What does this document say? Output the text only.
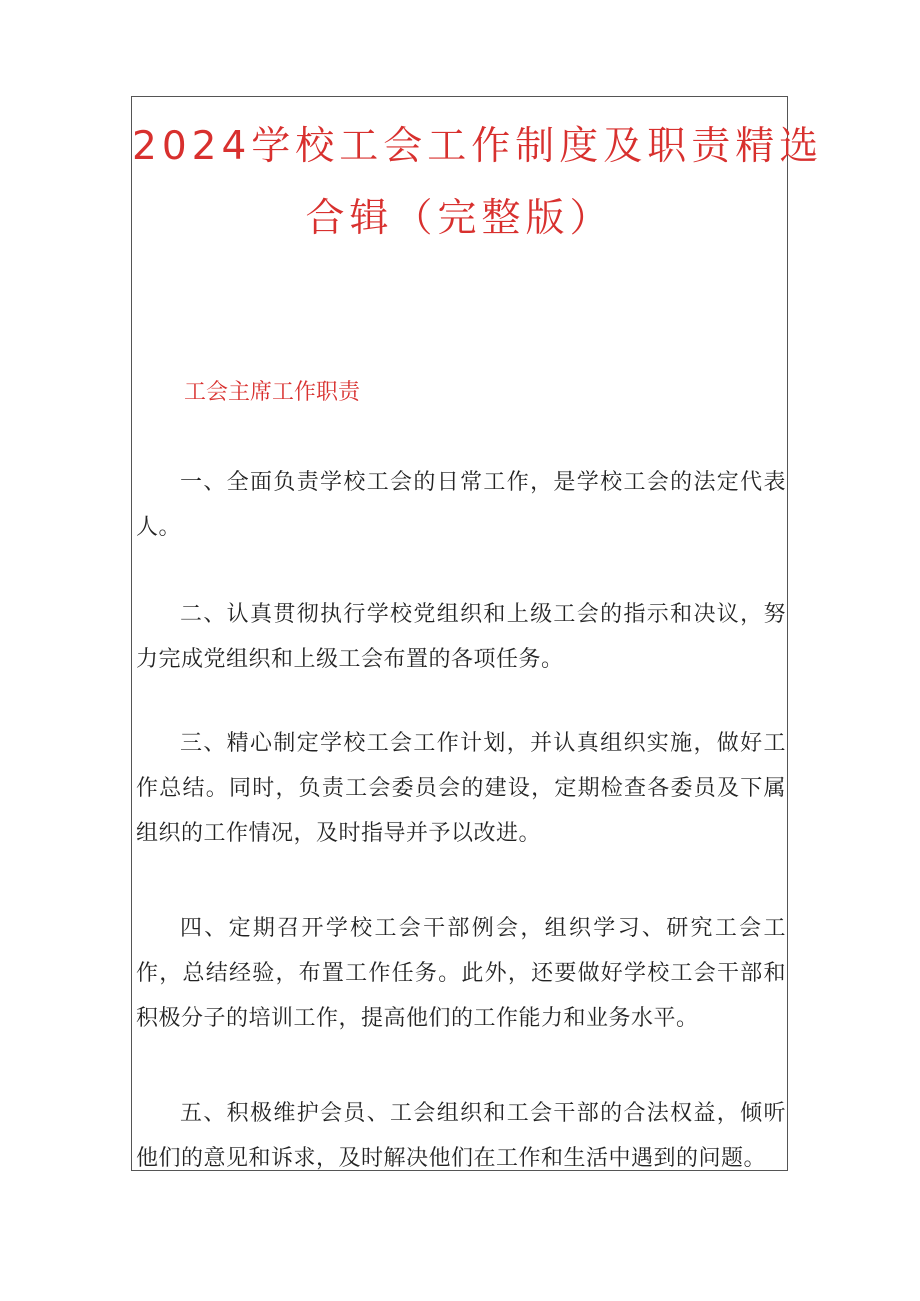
2024学校工会工作制度及职责精选
合辑（完整版）
工会主席工作职责

一、全面负责学校工会的日常工作，是学校工会的法定代表人。

二、认真贯彻执行学校党组织和上级工会的指示和决议，努力完成党组织和上级工会布置的各项任务。

三、精心制定学校工会工作计划，并认真组织实施，做好工作总结。同时，负责工会委员会的建设，定期检查各委员及下属组织的工作情况，及时指导并予以改进。

四、定期召开学校工会干部例会，组织学习、研究工会工作，总结经验，布置工作任务。此外，还要做好学校工会干部和积极分子的培训工作，提高他们的工作能力和业务水平。

五、积极维护会员、工会组织和工会干部的合法权益，倾听他们的意见和诉求，及时解决他们在工作和生活中遇到的问题。
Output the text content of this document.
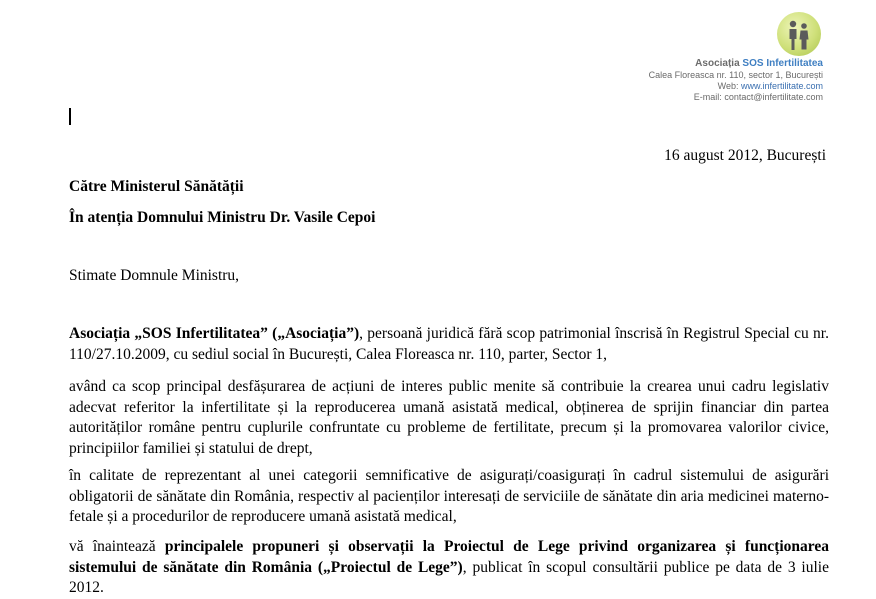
Asociația SOS Infertilitatea
Calea Floreasca nr. 110, sector 1, București
Web: www.infertilitate.com
E-mail: contact@infertilitate.com
16 august 2012, București
Către Ministerul Sănătății
În atenția Domnului Ministru Dr. Vasile Cepoi
Stimate Domnule Ministru,

Asociația „SOS Infertilitatea” („Asociația”), persoană juridică fără scop patrimonial înscrisă în Registrul Special cu nr. 110/27.10.2009, cu sediul social în București, Calea Floreasca nr. 110, parter, Sector 1,

având ca scop principal desfășurarea de acțiuni de interes public menite să contribuie la crearea unui cadru legislativ adecvat referitor la infertilitate și la reproducerea umană asistată medical, obținerea de sprijin financiar din partea autorităților române pentru cuplurile confruntate cu probleme de fertilitate, precum și la promovarea valorilor civice, principiilor familiei și statului de drept,

în calitate de reprezentant al unei categorii semnificative de asigurați/coasigurați în cadrul sistemului de asigurări obligatorii de sănătate din România, respectiv al pacienților interesați de serviciile de sănătate din aria medicinei materno-fetale și a procedurilor de reproducere umană asistată medical,

vă înaintează principalele propuneri și observații la Proiectul de Lege privind organizarea și funcționarea sistemului de sănătate din România („Proiectul de Lege”), publicat în scopul consultării publice pe data de 3 iulie 2012.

• [WHAT THIS TASK INVOLVES] Reproduce all of the material above word for word. Omit the pictures.

• [SOLUTION TO THIS PROBLEM]
What does this document say? Output the text only.
2024学校工会工作制度及职责精选
合辑（完整版）
工会主席工作职责

一、全面负责学校工会的日常工作，是学校工会的法定代表人。

二、认真贯彻执行学校党组织和上级工会的指示和决议，努力完成党组织和上级工会布置的各项任务。

三、精心制定学校工会工作计划，并认真组织实施，做好工作总结。同时，负责工会委员会的建设，定期检查各委员及下属组织的工作情况，及时指导并予以改进。

四、定期召开学校工会干部例会，组织学习、研究工会工作，总结经验，布置工作任务。此外，还要做好学校工会干部和积极分子的培训工作，提高他们的工作能力和业务水平。

五、积极维护会员、工会组织和工会干部的合法权益，倾听他们的意见和诉求，及时解决他们在工作和生活中遇到的问题。
Output the text content of this document.
Asociația SOS Infertilitatea
Calea Floreasca nr. 110, sector 1, București
Web: www.infertilitate.com
E-mail: contact@infertilitate.com
16 august 2012, București
Către Ministerul Sănătății
În atenția Domnului Ministru Dr. Vasile Cepoi
Stimate Domnule Ministru,

Asociația „SOS Infertilitatea” („Asociația”), persoană juridică fără scop patrimonial înscrisă în Registrul Special cu nr. 110/27.10.2009, cu sediul social în București, Calea Floreasca nr. 110, parter, Sector 1,

având ca scop principal desfășurarea de acțiuni de interes public menite să contribuie la crearea unui cadru legislativ adecvat referitor la infertilitate și la reproducerea umană asistată medical, obținerea de sprijin financiar din partea autorităților române pentru cuplurile confruntate cu probleme de fertilitate, precum și la promovarea valorilor civice, principiilor familiei și statului de drept,

în calitate de reprezentant al unei categorii semnificative de asigurați/coasigurați în cadrul sistemului de asigurări obligatorii de sănătate din România, respectiv al pacienților interesați de serviciile de sănătate din aria medicinei materno-fetale și a procedurilor de reproducere umană asistată medical,

vă înaintează principalele propuneri și observații la Proiectul de Lege privind organizarea și funcționarea sistemului de sănătate din România („Proiectul de Lege”), publicat în scopul consultării publice pe data de 3 iulie 2012.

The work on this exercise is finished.